→ **Goal**: Transcribe the records in full, keeping every character as it is.

----

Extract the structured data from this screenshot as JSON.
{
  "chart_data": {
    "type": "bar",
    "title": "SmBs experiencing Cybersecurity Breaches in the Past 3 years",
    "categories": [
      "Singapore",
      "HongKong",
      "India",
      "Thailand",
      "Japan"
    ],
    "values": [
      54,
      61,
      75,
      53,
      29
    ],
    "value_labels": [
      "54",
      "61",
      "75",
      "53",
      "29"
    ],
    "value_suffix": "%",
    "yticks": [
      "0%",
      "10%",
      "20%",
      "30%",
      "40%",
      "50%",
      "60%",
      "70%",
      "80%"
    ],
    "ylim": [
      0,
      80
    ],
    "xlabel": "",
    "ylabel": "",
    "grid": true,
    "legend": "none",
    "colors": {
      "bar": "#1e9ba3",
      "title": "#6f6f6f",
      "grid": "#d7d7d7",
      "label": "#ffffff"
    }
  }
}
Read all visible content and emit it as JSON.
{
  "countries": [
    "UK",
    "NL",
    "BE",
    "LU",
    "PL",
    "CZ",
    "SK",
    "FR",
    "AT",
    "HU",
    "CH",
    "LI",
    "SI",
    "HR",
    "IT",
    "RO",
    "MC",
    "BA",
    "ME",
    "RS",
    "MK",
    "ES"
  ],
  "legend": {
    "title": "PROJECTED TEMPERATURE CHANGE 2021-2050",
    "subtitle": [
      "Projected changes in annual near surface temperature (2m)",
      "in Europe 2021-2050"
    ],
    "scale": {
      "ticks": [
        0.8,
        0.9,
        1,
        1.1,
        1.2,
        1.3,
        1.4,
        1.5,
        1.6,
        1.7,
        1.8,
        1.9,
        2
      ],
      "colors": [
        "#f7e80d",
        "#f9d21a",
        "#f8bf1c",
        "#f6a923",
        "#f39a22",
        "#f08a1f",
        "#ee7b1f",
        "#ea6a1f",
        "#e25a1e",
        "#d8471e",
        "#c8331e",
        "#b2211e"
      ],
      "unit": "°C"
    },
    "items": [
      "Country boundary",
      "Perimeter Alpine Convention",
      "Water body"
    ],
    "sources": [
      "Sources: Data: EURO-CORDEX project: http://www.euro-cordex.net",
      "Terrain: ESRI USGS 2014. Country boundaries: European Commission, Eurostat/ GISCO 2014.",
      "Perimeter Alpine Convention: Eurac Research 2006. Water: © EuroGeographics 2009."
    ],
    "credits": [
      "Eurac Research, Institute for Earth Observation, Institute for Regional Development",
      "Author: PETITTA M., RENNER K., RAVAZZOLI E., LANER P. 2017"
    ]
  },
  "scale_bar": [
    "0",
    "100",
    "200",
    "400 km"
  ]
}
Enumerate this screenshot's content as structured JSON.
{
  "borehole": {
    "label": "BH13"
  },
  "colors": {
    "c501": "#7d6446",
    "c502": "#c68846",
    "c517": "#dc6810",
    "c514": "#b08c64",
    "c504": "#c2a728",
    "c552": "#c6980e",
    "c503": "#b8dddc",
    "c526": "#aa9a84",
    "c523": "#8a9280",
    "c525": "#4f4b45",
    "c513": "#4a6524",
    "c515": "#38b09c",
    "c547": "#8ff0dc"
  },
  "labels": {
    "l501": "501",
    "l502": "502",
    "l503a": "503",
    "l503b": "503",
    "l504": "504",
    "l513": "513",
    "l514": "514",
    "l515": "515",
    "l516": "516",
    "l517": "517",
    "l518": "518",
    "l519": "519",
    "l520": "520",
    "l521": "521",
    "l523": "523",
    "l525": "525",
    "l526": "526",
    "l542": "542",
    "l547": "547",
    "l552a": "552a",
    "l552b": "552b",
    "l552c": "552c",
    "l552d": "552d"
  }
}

----

→ **Solved problem**:
Extract the structured data from this screenshot as JSON.
{
  "chart_data": {
    "type": "bar",
    "title": "SmBs experiencing Cybersecurity Breaches in the Past 3 years",
    "categories": [
      "Singapore",
      "HongKong",
      "India",
      "Thailand",
      "Japan"
    ],
    "values": [
      54,
      61,
      75,
      53,
      29
    ],
    "value_labels": [
      "54",
      "61",
      "75",
      "53",
      "29"
    ],
    "value_suffix": "%",
    "yticks": [
      "0%",
      "10%",
      "20%",
      "30%",
      "40%",
      "50%",
      "60%",
      "70%",
      "80%"
    ],
    "ylim": [
      0,
      80
    ],
    "xlabel": "",
    "ylabel": "",
    "grid": true,
    "legend": "none",
    "colors": {
      "bar": "#1e9ba3",
      "title": "#6f6f6f",
      "grid": "#d7d7d7",
      "label": "#ffffff"
    }
  }
}
Read all visible content and emit it as JSON.
{
  "countries": [
    "UK",
    "NL",
    "BE",
    "LU",
    "PL",
    "CZ",
    "SK",
    "FR",
    "AT",
    "HU",
    "CH",
    "LI",
    "SI",
    "HR",
    "IT",
    "RO",
    "MC",
    "BA",
    "ME",
    "RS",
    "MK",
    "ES"
  ],
  "legend": {
    "title": "PROJECTED TEMPERATURE CHANGE 2021-2050",
    "subtitle": [
      "Projected changes in annual near surface temperature (2m)",
      "in Europe 2021-2050"
    ],
    "scale": {
      "ticks": [
        0.8,
        0.9,
        1,
        1.1,
        1.2,
        1.3,
        1.4,
        1.5,
        1.6,
        1.7,
        1.8,
        1.9,
        2
      ],
      "colors": [
        "#f7e80d",
        "#f9d21a",
        "#f8bf1c",
        "#f6a923",
        "#f39a22",
        "#f08a1f",
        "#ee7b1f",
        "#ea6a1f",
        "#e25a1e",
        "#d8471e",
        "#c8331e",
        "#b2211e"
      ],
      "unit": "°C"
    },
    "items": [
      "Country boundary",
      "Perimeter Alpine Convention",
      "Water body"
    ],
    "sources": [
      "Sources: Data: EURO-CORDEX project: http://www.euro-cordex.net",
      "Terrain: ESRI USGS 2014. Country boundaries: European Commission, Eurostat/ GISCO 2014.",
      "Perimeter Alpine Convention: Eurac Research 2006. Water: © EuroGeographics 2009."
    ],
    "credits": [
      "Eurac Research, Institute for Earth Observation, Institute for Regional Development",
      "Author: PETITTA M., RENNER K., RAVAZZOLI E., LANER P. 2017"
    ]
  },
  "scale_bar": [
    "0",
    "100",
    "200",
    "400 km"
  ]
}
Enumerate this screenshot's content as structured JSON.
{
  "borehole": {
    "label": "BH13"
  },
  "colors": {
    "c501": "#7d6446",
    "c502": "#c68846",
    "c517": "#dc6810",
    "c514": "#b08c64",
    "c504": "#c2a728",
    "c552": "#c6980e",
    "c503": "#b8dddc",
    "c526": "#aa9a84",
    "c523": "#8a9280",
    "c525": "#4f4b45",
    "c513": "#4a6524",
    "c515": "#38b09c",
    "c547": "#8ff0dc"
  },
  "labels": {
    "l501": "501",
    "l502": "502",
    "l503a": "503",
    "l503b": "503",
    "l504": "504",
    "l513": "513",
    "l514": "514",
    "l515": "515",
    "l516": "516",
    "l517": "517",
    "l518": "518",
    "l519": "519",
    "l520": "520",
    "l521": "521",
    "l523": "523",
    "l525": "525",
    "l526": "526",
    "l542": "542",
    "l547": "547",
    "l552a": "552a",
    "l552b": "552b",
    "l552c": "552c",
    "l552d": "552d"
  }
}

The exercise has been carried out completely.